## TASK TO COMPLETE:
Return each line of the records with nothing changed, pictures excepted.
--- LISTED ENTRIES ---
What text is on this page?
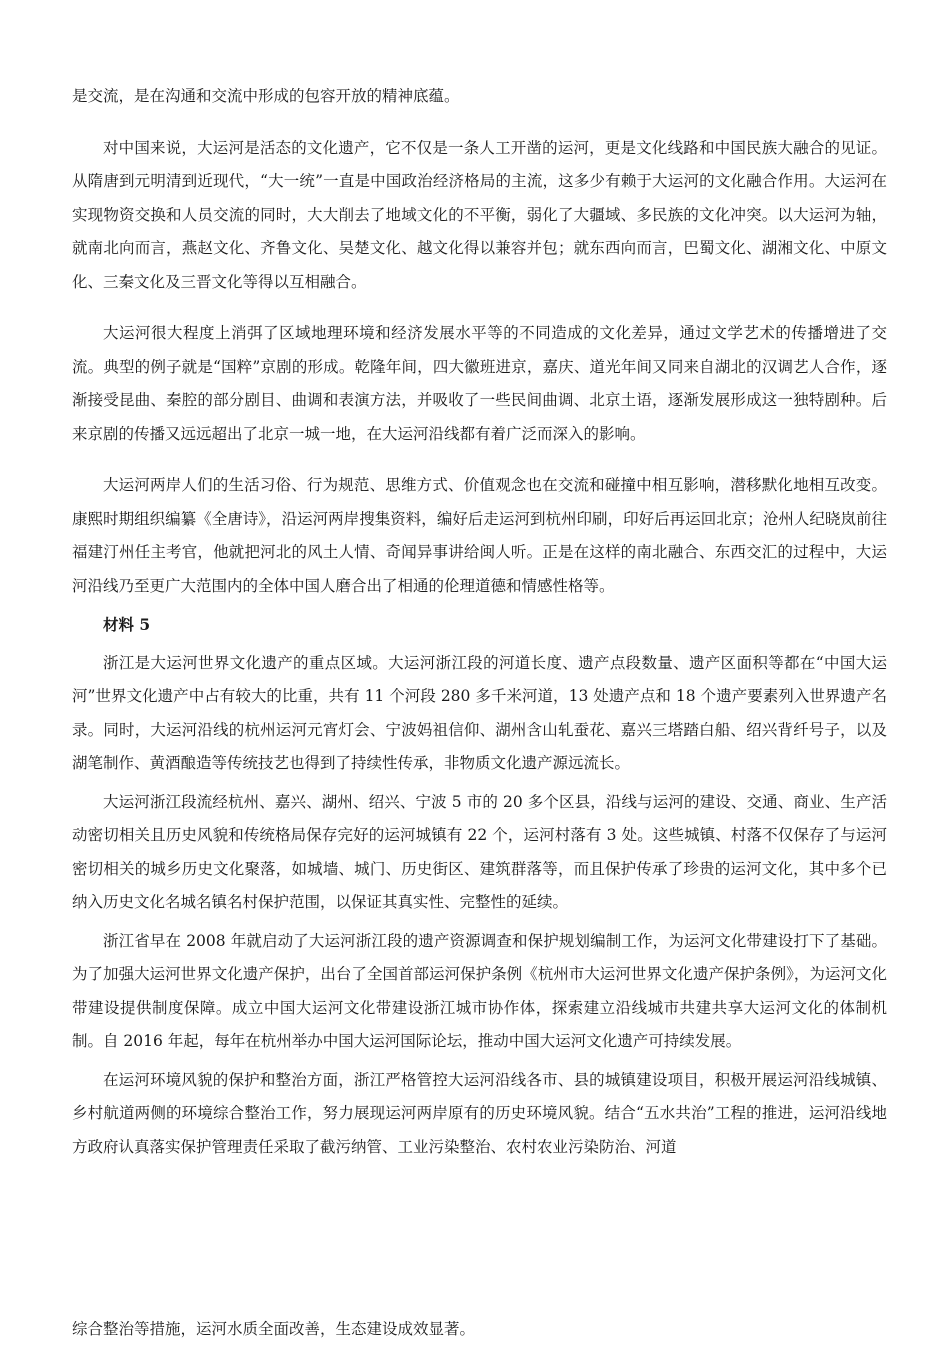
是交流，是在沟通和交流中形成的包容开放的精神底蕴。

对中国来说，大运河是活态的文化遗产，它不仅是一条人工开凿的运河，更是文化线路和中国民族大融合的见证。从隋唐到元明清到近现代，“大一统”一直是中国政治经济格局的主流，这多少有赖于大运河的文化融合作用。大运河在实现物资交换和人员交流的同时，大大削去了地域文化的不平衡，弱化了大疆域、多民族的文化冲突。以大运河为轴，就南北向而言，燕赵文化、齐鲁文化、吴楚文化、越文化得以兼容并包；就东西向而言，巴蜀文化、湖湘文化、中原文化、三秦文化及三晋文化等得以互相融合。

大运河很大程度上消弭了区域地理环境和经济发展水平等的不同造成的文化差异，通过文学艺术的传播增进了交流。典型的例子就是“国粹”京剧的形成。乾隆年间，四大徽班进京，嘉庆、道光年间又同来自湖北的汉调艺人合作，逐渐接受昆曲、秦腔的部分剧目、曲调和表演方法，并吸收了一些民间曲调、北京土语，逐渐发展形成这一独特剧种。后来京剧的传播又远远超出了北京一城一地，在大运河沿线都有着广泛而深入的影响。

大运河两岸人们的生活习俗、行为规范、思维方式、价值观念也在交流和碰撞中相互影响，潜移默化地相互改变。康熙时期组织编纂《全唐诗》，沿运河两岸搜集资料，编好后走运河到杭州印刷，印好后再运回北京；沧州人纪晓岚前往福建汀州任主考官，他就把河北的风土人情、奇闻异事讲给闽人听。正是在这样的南北融合、东西交汇的过程中，大运河沿线乃至更广大范围内的全体中国人磨合出了相通的伦理道德和情感性格等。

材料 5

浙江是大运河世界文化遗产的重点区域。大运河浙江段的河道长度、遗产点段数量、遗产区面积等都在“中国大运河”世界文化遗产中占有较大的比重，共有 11 个河段 280 多千米河道，13 处遗产点和 18 个遗产要素列入世界遗产名录。同时，大运河沿线的杭州运河元宵灯会、宁波妈祖信仰、湖州含山轧蚕花、嘉兴三塔踏白船、绍兴背纤号子，以及湖笔制作、黄酒酿造等传统技艺也得到了持续性传承，非物质文化遗产源远流长。

大运河浙江段流经杭州、嘉兴、湖州、绍兴、宁波 5 市的 20 多个区县，沿线与运河的建设、交通、商业、生产活动密切相关且历史风貌和传统格局保存完好的运河城镇有 22 个，运河村落有 3 处。这些城镇、村落不仅保存了与运河密切相关的城乡历史文化聚落，如城墙、城门、历史街区、建筑群落等，而且保护传承了珍贵的运河文化，其中多个已纳入历史文化名城名镇名村保护范围，以保证其真实性、完整性的延续。

浙江省早在 2008 年就启动了大运河浙江段的遗产资源调查和保护规划编制工作，为运河文化带建设打下了基础。为了加强大运河世界文化遗产保护，出台了全国首部运河保护条例《杭州市大运河世界文化遗产保护条例》，为运河文化带建设提供制度保障。成立中国大运河文化带建设浙江城市协作体，探索建立沿线城市共建共享大运河文化的体制机制。自 2016 年起，每年在杭州举办中国大运河国际论坛，推动中国大运河文化遗产可持续发展。

在运河环境风貌的保护和整治方面，浙江严格管控大运河沿线各市、县的城镇建设项目，积极开展运河沿线城镇、乡村航道两侧的环境综合整治工作，努力展现运河两岸原有的历史环境风貌。结合“五水共治”工程的推进，运河沿线地方政府认真落实保护管理责任采取了截污纳管、工业污染整治、农村农业污染防治、河道

综合整治等措施，运河水质全面改善，生态建设成效显著。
---
## COMPLETED TASK:
What text is on this page?
是交流，是在沟通和交流中形成的包容开放的精神底蕴。

对中国来说，大运河是活态的文化遗产，它不仅是一条人工开凿的运河，更是文化线路和中国民族大融合的见证。从隋唐到元明清到近现代，“大一统”一直是中国政治经济格局的主流，这多少有赖于大运河的文化融合作用。大运河在实现物资交换和人员交流的同时，大大削去了地域文化的不平衡，弱化了大疆域、多民族的文化冲突。以大运河为轴，就南北向而言，燕赵文化、齐鲁文化、吴楚文化、越文化得以兼容并包；就东西向而言，巴蜀文化、湖湘文化、中原文化、三秦文化及三晋文化等得以互相融合。

大运河很大程度上消弭了区域地理环境和经济发展水平等的不同造成的文化差异，通过文学艺术的传播增进了交流。典型的例子就是“国粹”京剧的形成。乾隆年间，四大徽班进京，嘉庆、道光年间又同来自湖北的汉调艺人合作，逐渐接受昆曲、秦腔的部分剧目、曲调和表演方法，并吸收了一些民间曲调、北京土语，逐渐发展形成这一独特剧种。后来京剧的传播又远远超出了北京一城一地，在大运河沿线都有着广泛而深入的影响。

大运河两岸人们的生活习俗、行为规范、思维方式、价值观念也在交流和碰撞中相互影响，潜移默化地相互改变。康熙时期组织编纂《全唐诗》，沿运河两岸搜集资料，编好后走运河到杭州印刷，印好后再运回北京；沧州人纪晓岚前往福建汀州任主考官，他就把河北的风土人情、奇闻异事讲给闽人听。正是在这样的南北融合、东西交汇的过程中，大运河沿线乃至更广大范围内的全体中国人磨合出了相通的伦理道德和情感性格等。

材料 5

浙江是大运河世界文化遗产的重点区域。大运河浙江段的河道长度、遗产点段数量、遗产区面积等都在“中国大运河”世界文化遗产中占有较大的比重，共有 11 个河段 280 多千米河道，13 处遗产点和 18 个遗产要素列入世界遗产名录。同时，大运河沿线的杭州运河元宵灯会、宁波妈祖信仰、湖州含山轧蚕花、嘉兴三塔踏白船、绍兴背纤号子，以及湖笔制作、黄酒酿造等传统技艺也得到了持续性传承，非物质文化遗产源远流长。

大运河浙江段流经杭州、嘉兴、湖州、绍兴、宁波 5 市的 20 多个区县，沿线与运河的建设、交通、商业、生产活动密切相关且历史风貌和传统格局保存完好的运河城镇有 22 个，运河村落有 3 处。这些城镇、村落不仅保存了与运河密切相关的城乡历史文化聚落，如城墙、城门、历史街区、建筑群落等，而且保护传承了珍贵的运河文化，其中多个已纳入历史文化名城名镇名村保护范围，以保证其真实性、完整性的延续。

浙江省早在 2008 年就启动了大运河浙江段的遗产资源调查和保护规划编制工作，为运河文化带建设打下了基础。为了加强大运河世界文化遗产保护，出台了全国首部运河保护条例《杭州市大运河世界文化遗产保护条例》，为运河文化带建设提供制度保障。成立中国大运河文化带建设浙江城市协作体，探索建立沿线城市共建共享大运河文化的体制机制。自 2016 年起，每年在杭州举办中国大运河国际论坛，推动中国大运河文化遗产可持续发展。

在运河环境风貌的保护和整治方面，浙江严格管控大运河沿线各市、县的城镇建设项目，积极开展运河沿线城镇、乡村航道两侧的环境综合整治工作，努力展现运河两岸原有的历史环境风貌。结合“五水共治”工程的推进，运河沿线地方政府认真落实保护管理责任采取了截污纳管、工业污染整治、农村农业污染防治、河道

综合整治等措施，运河水质全面改善，生态建设成效显著。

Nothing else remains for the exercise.